- صرخة الحجر
- Directed by: Abderrahmane Bouguermouh
- Written by: Abderrahmane Bouguermouh
- Starring: Hadj Smaine Keltoum Anouar H. Smaine Taha El Amiri Aziz Degga Himoud Brahimi
- Music by: Malek Imache
- Release date: 1986;
- Running time: 98 minutes
- Country: Algeria
- Language: Kabyle / Arabic

= Cri de pierre =

Cri de pierre is a 1986 Algerian film directed and written by Abderrahmane Bouguermouh. It tells the story of a group of Constantinois returning to their native village and the personal and collective upheavals that ensue.

== Synopsis ==
Led by Daoudi, a disillusioned architect, a group of Constantinois return to their village in the heart of Algeria. There, they rediscover traditions, wounds from the past and a young boy who passes on words of wisdom inherited from his deceased grandfather; the confrontation between modernity and local memory permeates the film.

== Technical details ==
- Directed: Abderrahmane Bouguermouh
- Written: Abderrahmane Bouguermouh
- Music: Malek Imache
- Format: 35 mm
- Running time: 98 minutes
- Country: Algeria
- Released: 1986

== Cast ==
- Hadj Smaine: Daoudi
- Keltoum (Aïcha Adjouri)
- Anouar H. Smaine: Young man
- Taha El Amiri
- Aziz Degga
- Himoud Brahimi

== Production and background ==
The film was directed by Abderrahmane Bouguermouh and shot in 35 mm format. It was made during a period of renewal in Algerian cinema in the 1980s, when several works explored themes such as urban life, migration and the break with the rural world. Despite receiving international critical acclaim, the film was ‘forgotten’ locally and saw little distribution in Algeria after its release; it enjoyed greater visibility abroad and at festivals.

== Filming ==
Filming took place mainly in the Constantine region and in settings representing ‘deep Algeria’, which explains the presence of actors from the region and the emphasis on local landscapes.

++++++

What is expected: Can you reproduce the passage of the Cri de pierre article that begins with the words "- صرخة الحجر" and ends with "upheavals that ensue.", updated so that "Abderrahmane Bouguermouh" reads "A. Bouguermouh"?

Data extract:
++++++

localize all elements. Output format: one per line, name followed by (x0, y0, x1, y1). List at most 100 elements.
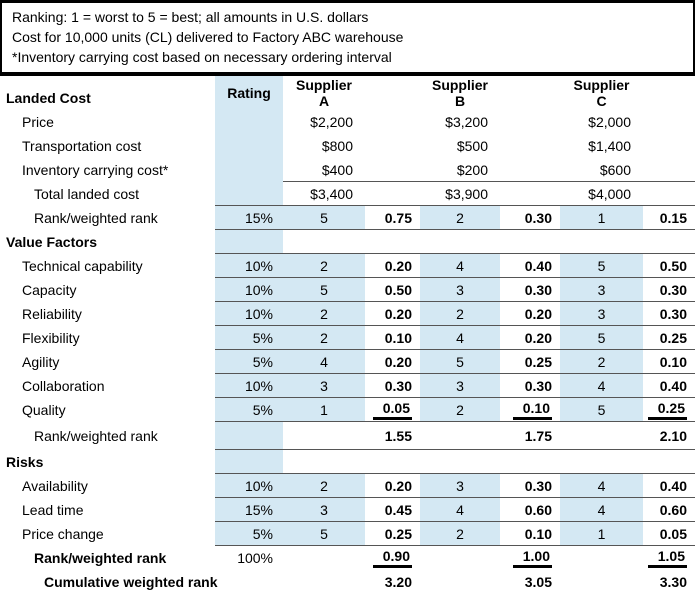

++++++

The reply:
- صرخة الحجر
- Directed by: A. Bouguermouh
- Written by: A. Bouguermouh
- Starring: Hadj Smaine Keltoum Anouar H. Smaine Taha El Amiri Aziz Degga Himoud Brahimi
- Music by: Malek Imache
- Release date: 1986;
- Running time: 98 minutes
- Country: Algeria
- Language: Kabyle / Arabic

= Cri de pierre =

Cri de pierre is a 1986 Algerian film directed and written by A. Bouguermouh. It tells the story of a group of Constantinois returning to their native village and the personal and collective upheavals that ensue.